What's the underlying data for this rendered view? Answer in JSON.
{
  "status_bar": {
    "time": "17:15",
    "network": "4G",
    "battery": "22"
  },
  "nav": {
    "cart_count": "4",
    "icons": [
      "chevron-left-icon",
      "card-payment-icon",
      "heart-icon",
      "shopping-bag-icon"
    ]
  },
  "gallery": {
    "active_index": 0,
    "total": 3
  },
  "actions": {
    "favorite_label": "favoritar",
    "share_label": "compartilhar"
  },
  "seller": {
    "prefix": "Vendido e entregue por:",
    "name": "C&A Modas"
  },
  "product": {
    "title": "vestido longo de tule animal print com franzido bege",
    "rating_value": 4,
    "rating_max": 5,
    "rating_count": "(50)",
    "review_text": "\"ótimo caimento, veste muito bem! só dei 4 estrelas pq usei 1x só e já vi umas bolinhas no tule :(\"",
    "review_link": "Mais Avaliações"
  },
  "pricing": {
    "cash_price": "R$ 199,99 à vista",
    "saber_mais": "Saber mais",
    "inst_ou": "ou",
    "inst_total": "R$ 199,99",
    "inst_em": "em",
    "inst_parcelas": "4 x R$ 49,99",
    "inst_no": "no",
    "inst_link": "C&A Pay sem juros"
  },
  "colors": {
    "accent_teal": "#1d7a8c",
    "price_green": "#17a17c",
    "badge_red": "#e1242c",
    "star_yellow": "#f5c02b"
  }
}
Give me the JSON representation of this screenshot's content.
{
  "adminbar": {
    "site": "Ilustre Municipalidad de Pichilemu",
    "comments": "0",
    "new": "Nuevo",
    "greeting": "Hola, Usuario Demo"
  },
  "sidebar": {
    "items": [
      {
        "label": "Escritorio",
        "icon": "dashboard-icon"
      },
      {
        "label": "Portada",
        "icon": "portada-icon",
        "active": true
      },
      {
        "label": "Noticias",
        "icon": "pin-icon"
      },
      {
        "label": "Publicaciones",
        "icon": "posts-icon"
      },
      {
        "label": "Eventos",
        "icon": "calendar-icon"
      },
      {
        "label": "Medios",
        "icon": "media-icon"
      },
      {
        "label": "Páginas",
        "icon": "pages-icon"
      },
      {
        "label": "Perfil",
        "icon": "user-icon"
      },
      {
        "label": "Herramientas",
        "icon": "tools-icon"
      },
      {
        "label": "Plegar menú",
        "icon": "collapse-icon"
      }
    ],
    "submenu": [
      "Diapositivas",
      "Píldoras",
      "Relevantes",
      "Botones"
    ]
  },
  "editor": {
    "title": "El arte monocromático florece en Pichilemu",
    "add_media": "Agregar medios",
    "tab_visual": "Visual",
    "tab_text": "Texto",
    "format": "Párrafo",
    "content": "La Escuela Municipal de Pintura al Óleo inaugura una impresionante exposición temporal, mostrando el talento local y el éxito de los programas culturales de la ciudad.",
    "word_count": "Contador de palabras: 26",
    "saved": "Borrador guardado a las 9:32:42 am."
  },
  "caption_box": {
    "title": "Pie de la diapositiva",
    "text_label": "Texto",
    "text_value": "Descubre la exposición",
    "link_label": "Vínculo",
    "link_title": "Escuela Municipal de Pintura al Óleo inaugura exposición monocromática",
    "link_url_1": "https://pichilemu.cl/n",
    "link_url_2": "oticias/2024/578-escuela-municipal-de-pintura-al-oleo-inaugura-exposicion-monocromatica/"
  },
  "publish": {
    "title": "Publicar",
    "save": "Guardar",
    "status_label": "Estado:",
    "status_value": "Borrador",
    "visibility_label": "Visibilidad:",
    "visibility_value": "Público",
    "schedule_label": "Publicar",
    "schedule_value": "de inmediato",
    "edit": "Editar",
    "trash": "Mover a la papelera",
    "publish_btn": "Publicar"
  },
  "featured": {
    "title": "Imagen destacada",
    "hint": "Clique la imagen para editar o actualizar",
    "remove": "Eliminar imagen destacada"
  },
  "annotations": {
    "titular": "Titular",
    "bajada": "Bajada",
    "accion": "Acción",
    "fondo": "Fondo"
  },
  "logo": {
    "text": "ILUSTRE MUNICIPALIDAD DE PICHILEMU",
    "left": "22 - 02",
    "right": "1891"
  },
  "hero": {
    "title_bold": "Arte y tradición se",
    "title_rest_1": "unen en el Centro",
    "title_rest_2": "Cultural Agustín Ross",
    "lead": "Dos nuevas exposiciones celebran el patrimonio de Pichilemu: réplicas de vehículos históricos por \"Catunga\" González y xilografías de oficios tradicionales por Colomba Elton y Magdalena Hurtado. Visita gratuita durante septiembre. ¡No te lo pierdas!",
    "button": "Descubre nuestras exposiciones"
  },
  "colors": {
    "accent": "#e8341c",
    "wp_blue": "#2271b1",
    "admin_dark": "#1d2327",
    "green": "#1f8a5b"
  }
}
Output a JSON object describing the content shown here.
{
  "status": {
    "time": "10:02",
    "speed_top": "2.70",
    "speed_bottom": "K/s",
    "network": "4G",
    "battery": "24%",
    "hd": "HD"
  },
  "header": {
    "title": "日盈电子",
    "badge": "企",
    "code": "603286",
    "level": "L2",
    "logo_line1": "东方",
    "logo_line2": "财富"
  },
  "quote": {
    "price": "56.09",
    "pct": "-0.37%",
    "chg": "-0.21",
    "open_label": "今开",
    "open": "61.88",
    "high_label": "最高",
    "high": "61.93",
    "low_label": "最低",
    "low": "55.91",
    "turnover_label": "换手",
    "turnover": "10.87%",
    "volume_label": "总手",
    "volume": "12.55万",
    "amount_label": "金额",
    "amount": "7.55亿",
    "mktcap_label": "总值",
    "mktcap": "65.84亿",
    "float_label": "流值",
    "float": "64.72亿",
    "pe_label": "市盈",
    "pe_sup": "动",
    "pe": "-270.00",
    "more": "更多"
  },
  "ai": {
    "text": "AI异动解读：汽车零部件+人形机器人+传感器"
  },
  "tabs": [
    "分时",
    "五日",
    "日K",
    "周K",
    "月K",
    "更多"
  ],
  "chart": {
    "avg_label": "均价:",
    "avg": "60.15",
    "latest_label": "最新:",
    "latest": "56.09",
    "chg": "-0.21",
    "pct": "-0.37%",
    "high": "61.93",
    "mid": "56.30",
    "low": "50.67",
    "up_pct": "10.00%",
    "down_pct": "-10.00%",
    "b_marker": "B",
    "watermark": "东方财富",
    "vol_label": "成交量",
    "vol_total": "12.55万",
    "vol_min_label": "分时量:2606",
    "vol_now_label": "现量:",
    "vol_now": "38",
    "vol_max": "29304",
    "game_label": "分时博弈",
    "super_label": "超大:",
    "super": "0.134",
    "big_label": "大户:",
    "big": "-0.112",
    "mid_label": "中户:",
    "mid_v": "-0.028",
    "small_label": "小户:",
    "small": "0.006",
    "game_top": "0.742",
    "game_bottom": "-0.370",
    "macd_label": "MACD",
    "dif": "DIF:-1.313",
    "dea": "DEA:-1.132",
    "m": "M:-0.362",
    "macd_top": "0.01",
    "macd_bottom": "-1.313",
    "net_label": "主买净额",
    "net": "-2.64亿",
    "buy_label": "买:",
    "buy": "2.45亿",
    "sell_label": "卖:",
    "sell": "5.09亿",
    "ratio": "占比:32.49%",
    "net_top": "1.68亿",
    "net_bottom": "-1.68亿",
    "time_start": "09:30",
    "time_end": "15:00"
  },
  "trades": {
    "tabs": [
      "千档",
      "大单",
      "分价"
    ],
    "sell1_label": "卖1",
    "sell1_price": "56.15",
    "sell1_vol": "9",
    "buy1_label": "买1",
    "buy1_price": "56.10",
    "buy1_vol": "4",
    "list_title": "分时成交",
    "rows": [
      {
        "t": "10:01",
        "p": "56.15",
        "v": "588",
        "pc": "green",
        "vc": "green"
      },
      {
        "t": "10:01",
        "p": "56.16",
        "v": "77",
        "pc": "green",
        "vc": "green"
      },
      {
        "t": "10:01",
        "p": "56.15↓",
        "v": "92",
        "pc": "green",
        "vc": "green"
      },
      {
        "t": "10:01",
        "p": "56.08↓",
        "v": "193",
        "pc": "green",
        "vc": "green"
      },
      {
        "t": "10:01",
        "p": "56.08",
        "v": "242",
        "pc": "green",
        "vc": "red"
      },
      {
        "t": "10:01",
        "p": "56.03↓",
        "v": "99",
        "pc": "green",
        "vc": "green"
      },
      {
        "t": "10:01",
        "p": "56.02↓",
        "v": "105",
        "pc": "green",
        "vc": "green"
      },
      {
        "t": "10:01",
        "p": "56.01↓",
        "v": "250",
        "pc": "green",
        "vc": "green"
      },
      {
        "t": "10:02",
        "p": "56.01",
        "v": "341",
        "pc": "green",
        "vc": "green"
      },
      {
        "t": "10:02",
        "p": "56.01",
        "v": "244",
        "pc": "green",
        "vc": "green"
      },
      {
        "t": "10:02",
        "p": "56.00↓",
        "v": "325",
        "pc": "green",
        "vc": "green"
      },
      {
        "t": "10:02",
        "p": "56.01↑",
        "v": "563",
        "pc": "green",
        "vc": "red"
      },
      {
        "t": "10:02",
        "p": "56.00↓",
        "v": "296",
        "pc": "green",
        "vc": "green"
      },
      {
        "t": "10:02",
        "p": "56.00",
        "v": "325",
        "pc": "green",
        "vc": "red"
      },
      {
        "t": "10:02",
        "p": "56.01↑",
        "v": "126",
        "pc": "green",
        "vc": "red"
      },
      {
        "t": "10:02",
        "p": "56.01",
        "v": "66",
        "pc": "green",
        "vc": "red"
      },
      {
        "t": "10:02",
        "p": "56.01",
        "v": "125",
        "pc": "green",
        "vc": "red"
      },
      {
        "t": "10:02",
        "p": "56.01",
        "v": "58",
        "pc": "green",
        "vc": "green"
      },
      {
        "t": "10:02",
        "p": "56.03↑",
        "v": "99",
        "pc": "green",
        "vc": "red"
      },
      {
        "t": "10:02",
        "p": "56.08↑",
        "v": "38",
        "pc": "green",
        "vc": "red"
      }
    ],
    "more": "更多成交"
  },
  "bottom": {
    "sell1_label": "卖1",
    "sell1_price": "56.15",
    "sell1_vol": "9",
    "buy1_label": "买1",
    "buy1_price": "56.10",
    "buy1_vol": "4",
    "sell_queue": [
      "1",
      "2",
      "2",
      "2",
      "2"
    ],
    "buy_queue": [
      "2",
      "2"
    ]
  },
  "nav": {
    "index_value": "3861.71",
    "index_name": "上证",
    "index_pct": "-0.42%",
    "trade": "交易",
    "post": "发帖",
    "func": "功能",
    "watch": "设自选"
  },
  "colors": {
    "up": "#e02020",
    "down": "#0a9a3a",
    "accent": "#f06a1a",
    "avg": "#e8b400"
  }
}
————————
# Your instructions
From the records above, pull out each line that has "this".

# Finished answer
What's the underlying data for this rendered view? Answer in JSON.
Give me the JSON representation of this screenshot's content.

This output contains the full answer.